Only the lines holding the string "description" are needed. Copy each one.
---------- DATA TO USE ----------
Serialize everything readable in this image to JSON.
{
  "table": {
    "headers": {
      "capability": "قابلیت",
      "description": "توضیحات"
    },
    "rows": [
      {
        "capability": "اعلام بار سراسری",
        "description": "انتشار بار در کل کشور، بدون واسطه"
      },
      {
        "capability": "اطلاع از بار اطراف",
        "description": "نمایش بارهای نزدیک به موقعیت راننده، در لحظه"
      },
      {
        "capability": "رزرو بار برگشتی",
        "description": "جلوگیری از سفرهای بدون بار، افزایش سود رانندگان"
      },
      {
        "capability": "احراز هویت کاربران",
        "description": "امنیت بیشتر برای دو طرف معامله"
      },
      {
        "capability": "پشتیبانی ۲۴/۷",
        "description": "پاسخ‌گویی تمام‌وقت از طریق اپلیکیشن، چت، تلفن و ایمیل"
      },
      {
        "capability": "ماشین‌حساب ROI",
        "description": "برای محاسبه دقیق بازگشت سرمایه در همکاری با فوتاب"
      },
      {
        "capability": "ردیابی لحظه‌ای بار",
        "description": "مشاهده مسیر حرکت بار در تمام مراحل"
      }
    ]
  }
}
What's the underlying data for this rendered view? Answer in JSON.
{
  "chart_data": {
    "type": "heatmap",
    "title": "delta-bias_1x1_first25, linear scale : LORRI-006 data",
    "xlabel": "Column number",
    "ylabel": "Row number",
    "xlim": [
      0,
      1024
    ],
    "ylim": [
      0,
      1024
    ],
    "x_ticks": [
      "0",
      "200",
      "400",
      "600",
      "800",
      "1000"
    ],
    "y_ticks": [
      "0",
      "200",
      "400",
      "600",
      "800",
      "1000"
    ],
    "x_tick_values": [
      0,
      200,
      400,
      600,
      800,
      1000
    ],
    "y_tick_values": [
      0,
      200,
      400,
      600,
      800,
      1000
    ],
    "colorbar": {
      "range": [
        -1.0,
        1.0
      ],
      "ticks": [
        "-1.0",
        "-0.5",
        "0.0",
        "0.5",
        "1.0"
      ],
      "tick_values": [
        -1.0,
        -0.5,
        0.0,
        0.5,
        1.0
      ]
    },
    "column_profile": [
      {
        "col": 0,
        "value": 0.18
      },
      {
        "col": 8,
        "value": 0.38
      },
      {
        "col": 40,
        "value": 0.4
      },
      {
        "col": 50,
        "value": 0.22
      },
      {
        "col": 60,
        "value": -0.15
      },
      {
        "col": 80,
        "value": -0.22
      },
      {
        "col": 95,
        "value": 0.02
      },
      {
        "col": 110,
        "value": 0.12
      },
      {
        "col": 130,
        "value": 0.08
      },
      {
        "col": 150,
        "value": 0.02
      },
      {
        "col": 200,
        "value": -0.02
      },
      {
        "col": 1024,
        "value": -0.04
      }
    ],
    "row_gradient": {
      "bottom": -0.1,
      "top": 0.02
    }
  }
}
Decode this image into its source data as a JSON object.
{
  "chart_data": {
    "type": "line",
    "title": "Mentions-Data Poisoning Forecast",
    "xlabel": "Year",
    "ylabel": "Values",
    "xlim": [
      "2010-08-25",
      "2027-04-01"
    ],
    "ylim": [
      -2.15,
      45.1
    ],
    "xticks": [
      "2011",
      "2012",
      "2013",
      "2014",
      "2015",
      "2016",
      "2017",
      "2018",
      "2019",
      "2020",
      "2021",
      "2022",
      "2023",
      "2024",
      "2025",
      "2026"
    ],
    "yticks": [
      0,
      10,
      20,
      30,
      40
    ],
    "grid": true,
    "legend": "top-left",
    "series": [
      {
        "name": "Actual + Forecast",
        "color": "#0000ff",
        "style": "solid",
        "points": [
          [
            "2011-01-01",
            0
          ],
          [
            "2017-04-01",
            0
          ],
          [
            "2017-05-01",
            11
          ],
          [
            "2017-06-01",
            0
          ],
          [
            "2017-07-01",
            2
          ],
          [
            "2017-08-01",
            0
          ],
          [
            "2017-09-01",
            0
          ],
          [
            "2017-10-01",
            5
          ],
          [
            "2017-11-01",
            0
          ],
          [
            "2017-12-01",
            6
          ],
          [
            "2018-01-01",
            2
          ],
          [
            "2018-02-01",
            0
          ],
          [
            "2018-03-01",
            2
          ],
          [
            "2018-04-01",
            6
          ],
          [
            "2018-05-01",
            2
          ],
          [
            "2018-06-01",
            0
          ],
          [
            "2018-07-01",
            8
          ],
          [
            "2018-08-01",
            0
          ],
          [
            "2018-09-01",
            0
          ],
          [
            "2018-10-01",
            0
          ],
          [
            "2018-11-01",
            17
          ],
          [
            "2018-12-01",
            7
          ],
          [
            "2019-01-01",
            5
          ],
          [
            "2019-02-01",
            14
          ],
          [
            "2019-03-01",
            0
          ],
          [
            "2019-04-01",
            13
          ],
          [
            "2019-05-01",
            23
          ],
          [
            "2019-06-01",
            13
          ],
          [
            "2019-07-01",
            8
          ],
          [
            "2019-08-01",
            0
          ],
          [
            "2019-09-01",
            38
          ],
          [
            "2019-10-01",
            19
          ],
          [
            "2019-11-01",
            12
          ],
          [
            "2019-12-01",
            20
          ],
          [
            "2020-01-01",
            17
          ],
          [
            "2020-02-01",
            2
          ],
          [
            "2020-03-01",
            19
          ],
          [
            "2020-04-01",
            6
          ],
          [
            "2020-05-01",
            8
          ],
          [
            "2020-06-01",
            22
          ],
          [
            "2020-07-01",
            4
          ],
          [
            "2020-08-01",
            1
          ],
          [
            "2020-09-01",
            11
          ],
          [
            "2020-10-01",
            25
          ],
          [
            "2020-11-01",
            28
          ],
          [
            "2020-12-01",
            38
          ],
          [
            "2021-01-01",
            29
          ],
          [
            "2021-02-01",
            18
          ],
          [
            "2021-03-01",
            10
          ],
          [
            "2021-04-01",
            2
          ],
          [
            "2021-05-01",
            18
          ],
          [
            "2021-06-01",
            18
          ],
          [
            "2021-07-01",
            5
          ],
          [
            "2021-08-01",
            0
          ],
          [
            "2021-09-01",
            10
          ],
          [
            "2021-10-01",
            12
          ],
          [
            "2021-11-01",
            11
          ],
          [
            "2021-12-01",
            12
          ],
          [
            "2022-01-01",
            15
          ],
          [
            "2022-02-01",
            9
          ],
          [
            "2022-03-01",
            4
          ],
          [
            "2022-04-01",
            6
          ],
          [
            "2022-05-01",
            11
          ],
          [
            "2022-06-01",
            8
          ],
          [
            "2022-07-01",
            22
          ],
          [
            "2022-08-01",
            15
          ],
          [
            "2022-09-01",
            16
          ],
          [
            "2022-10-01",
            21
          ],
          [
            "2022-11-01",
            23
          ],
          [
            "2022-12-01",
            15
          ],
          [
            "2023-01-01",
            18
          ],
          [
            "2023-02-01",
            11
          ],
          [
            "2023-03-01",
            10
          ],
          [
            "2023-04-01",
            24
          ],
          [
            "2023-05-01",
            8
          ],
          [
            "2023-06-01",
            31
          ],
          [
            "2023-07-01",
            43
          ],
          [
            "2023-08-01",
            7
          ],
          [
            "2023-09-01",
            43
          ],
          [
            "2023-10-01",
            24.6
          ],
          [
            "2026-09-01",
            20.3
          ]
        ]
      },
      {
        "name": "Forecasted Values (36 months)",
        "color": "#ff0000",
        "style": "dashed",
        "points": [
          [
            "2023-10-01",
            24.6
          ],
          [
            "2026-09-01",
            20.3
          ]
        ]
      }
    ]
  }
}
----------
■ OUTPUT FOR THIS EXERCISE
      "description": "توضیحات"
        "description": "انتشار بار در کل کشور، بدون واسطه"
        "description": "نمایش بارهای نزدیک به موقعیت راننده، در لحظه"
        "description": "جلوگیری از سفرهای بدون بار، افزایش سود رانندگان"
        "description": "امنیت بیشتر برای دو طرف معامله"
        "description": "پاسخ‌گویی تمام‌وقت از طریق اپلیکیشن، چت، تلفن و ایمیل"
        "description": "برای محاسبه دقیق بازگشت سرمایه در همکاری با فوتاب"
        "description": "مشاهده مسیر حرکت بار در تمام مراحل"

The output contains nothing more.